### TASK INSTRUCTIONS
a - Give the part of the TIFF gossip passage that opens with the words containing "Twi-Hards, the rabid" and closes with "wherever they go." again, switching "uncomfortable" to "uneasy".
b - Resume the TIFF gossip passage after its final sentence.

### SUPPLIED PASSAGE
If Stewart is the top gossip story of TIFF 2012, George Clooney and Stacy Keibler's romance held that title at TIFF 2011. Clooney and Keibler had just made their first appearance together as a couple at the TIFF premiere of The Descendants. It was a huge story. On the first Saturday of last year's festival, traditionally the busiest party night of the schedule, they made a brief appearance at the Vanity Fair party before deciding, together with Bono, that they preferred the relaxed vibe of Grey Goose Soho House instead. They were familiar with the private club's reputation as a place where celebrities can hang out with other creative types fan-free, without the pretension of typical Hollywood parties. Clooney and Keibler were super chill all night, requiring no special attention, easily moving among civilians, having such a good time that even the head of Clooney's security team was inside dancing and drinking. They stayed for over four hours, no fuss the entire time.

Twi-Hards, the rabid Twilight fan base responsible for elevating Stewart to mega-stardom, are an obsessive and perceptive community, a fact Stewart is well aware of, having lived the last three years in the stranglehold of their devotion. Stewart has claimed over and over again that she is uncomfortable with the level of fame that she's achieved, or, she might say, been burdened with. She has presented herself, in many ways, as the antithesis of Lindsay Lohan, allergic to attention, thoughtful and sensitive, more interested in talking about books than her hair and makeup, and often criticized for being fidgety, awkward and unpractised, if only because it looks so different in comparison to the fame-whoring behaviours of the young Hollywood scandal starlets who've been running around getting arrested for the last decade. Drama accompanies them wherever they go.

### RECORDS SUPPLIED
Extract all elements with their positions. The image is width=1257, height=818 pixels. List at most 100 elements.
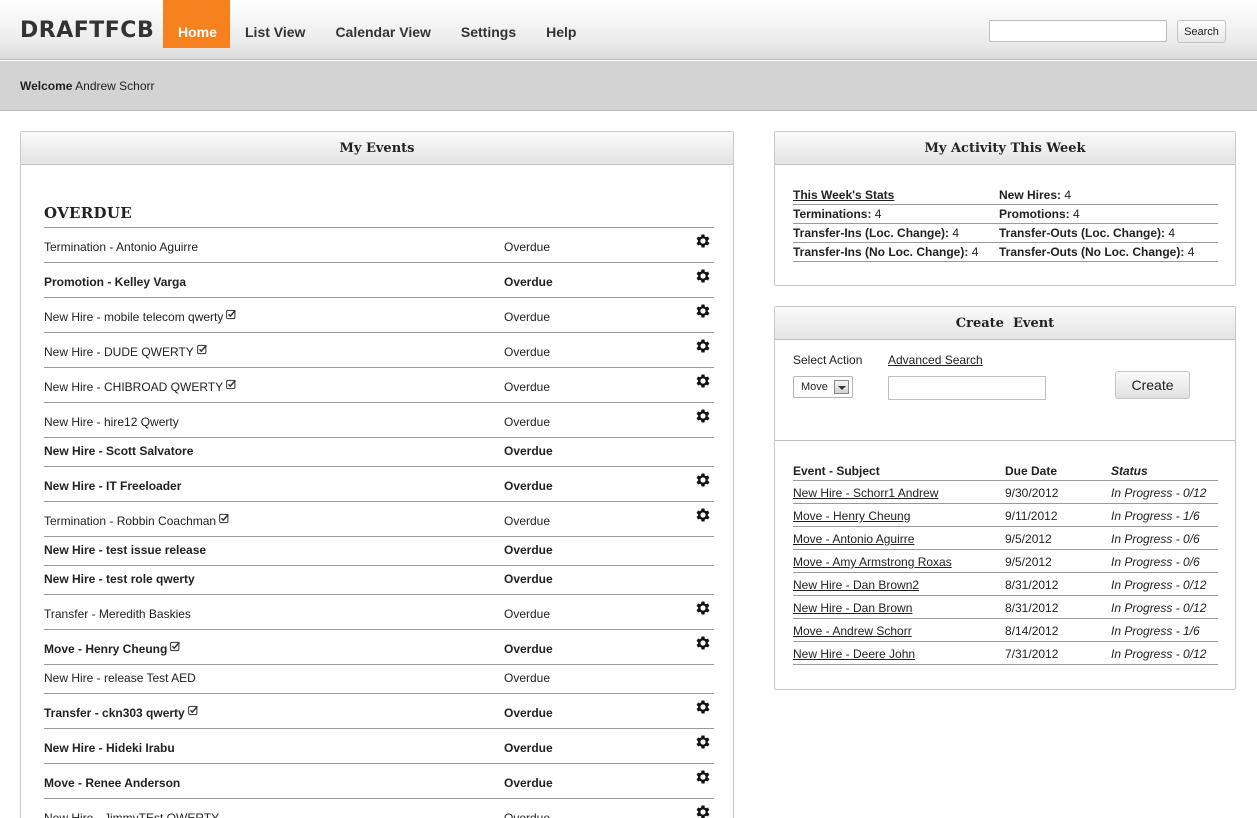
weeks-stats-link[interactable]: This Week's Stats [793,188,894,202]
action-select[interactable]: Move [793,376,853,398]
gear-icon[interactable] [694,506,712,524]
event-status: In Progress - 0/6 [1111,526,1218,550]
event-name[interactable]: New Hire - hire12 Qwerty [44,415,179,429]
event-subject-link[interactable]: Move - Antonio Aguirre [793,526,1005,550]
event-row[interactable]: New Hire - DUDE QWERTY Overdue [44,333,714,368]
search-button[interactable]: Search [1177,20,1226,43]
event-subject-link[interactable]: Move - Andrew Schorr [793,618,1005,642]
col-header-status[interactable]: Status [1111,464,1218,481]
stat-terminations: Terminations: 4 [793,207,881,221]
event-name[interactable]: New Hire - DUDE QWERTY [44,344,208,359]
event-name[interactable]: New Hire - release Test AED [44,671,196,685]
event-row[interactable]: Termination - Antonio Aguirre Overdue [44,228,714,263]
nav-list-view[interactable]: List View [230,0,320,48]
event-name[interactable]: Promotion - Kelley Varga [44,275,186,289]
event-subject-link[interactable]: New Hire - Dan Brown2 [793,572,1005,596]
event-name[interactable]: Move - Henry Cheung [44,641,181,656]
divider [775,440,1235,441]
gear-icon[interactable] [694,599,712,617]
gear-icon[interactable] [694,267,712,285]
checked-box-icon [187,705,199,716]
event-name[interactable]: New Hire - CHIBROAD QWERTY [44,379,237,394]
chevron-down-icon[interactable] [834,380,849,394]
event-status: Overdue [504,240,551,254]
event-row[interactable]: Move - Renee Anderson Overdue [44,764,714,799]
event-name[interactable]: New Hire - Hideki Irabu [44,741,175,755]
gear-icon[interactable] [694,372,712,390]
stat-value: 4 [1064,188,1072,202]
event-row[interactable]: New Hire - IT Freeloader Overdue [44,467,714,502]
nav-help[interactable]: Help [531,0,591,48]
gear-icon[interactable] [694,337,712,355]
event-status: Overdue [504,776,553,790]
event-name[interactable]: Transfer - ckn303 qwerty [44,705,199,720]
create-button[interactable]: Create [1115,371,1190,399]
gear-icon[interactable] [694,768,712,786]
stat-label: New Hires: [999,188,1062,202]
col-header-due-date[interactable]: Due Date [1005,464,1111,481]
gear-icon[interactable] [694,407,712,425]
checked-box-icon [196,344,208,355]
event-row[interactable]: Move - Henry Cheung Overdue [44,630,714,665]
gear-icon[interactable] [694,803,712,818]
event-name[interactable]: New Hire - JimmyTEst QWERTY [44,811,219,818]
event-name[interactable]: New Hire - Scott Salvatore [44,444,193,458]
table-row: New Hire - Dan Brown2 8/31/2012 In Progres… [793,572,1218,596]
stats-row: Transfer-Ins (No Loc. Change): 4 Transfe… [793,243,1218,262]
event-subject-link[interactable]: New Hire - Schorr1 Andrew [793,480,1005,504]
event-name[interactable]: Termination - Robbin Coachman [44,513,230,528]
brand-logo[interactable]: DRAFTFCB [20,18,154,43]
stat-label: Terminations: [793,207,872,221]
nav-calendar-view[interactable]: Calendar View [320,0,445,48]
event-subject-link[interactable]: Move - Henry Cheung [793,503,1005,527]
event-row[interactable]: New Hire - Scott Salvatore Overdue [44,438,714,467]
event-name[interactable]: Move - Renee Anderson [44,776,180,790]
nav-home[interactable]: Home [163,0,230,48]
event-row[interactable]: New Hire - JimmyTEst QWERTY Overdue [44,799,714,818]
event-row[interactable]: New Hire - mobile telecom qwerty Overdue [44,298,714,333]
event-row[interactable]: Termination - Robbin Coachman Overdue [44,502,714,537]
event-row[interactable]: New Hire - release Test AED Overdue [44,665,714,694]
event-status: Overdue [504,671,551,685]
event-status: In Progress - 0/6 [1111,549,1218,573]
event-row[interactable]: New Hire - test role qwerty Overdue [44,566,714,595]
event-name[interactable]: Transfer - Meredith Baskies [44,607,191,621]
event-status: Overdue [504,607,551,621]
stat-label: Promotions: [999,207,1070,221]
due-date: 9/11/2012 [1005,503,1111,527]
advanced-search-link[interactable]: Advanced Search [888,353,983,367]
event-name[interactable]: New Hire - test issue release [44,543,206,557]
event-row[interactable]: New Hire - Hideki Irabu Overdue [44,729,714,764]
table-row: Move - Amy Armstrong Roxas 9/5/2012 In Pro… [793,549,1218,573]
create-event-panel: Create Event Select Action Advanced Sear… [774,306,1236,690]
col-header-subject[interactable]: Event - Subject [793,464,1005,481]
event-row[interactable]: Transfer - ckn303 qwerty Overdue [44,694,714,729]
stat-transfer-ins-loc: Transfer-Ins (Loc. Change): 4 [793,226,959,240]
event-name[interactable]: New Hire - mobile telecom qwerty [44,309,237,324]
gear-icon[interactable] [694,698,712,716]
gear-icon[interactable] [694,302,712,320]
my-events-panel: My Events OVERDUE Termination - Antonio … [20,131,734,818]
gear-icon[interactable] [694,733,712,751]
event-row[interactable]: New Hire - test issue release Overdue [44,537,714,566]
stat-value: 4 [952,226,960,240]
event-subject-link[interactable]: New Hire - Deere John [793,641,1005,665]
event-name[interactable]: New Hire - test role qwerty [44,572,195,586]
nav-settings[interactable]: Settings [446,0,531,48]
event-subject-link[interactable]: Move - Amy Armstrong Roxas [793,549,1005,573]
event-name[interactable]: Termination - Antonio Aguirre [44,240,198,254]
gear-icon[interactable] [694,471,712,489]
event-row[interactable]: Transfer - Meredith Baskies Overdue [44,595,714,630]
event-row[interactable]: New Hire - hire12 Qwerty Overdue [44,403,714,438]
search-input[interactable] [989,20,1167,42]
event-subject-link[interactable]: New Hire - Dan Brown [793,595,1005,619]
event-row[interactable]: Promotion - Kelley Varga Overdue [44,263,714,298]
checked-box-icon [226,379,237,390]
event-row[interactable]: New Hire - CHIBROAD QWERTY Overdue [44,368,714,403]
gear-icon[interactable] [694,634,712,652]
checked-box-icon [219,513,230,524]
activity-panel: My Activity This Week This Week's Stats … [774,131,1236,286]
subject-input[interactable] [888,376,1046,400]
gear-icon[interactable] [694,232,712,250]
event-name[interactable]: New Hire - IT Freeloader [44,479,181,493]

### OUTPUTS IN ORDER
a -
Twi-Hards, the rabid Twilight fan base responsible for elevating Stewart to mega-stardom, are an obsessive and perceptive community, a fact Stewart is well aware of, having lived the last three years in the stranglehold of their devotion. Stewart has claimed over and over again that she is uneasy with the level of fame that she's achieved, or, she might say, been burdened with. She has presented herself, in many ways, as the antithesis of Lindsay Lohan, allergic to attention, thoughtful and sensitive, more interested in talking about books than her hair and makeup, and often criticized for being fidgety, awkward and unpractised, if only because it looks so different in comparison to the fame-whoring behaviours of the young Hollywood scandal starlets who've been running around getting arrested for the last decade. Drama accompanies them wherever they go.

b -
But … drama seems to follow Kristen Stewart around too. And while it would be easy to point the blame at Hollywood's favourite usual suspects – an unfair, overcritical media and crazy fans – it's worth considering whether Stewart herself, despite her protestations, is an active participant in fuelling the hysteria that seems to constantly surround her.

What's the difference then between how George Clooney does it and the Kristen Stewart approach? Clooney is just as famous (come on, more) than Stewart. People care just as much about his love life as they do hers (come on, more). How do you reconcile the person who claims not to want the attention or any special treatment with the one who comes to an already exclusive place and requires it to be even more exclusive? Inside Soho House, you couldn't blame the media and you couldn't blame the fans. But maybe it was for our benefit. There is always, at every TIFF, one celebrity who emerges as the main event. Stewart played that part beautifully. She gave us something to talk about.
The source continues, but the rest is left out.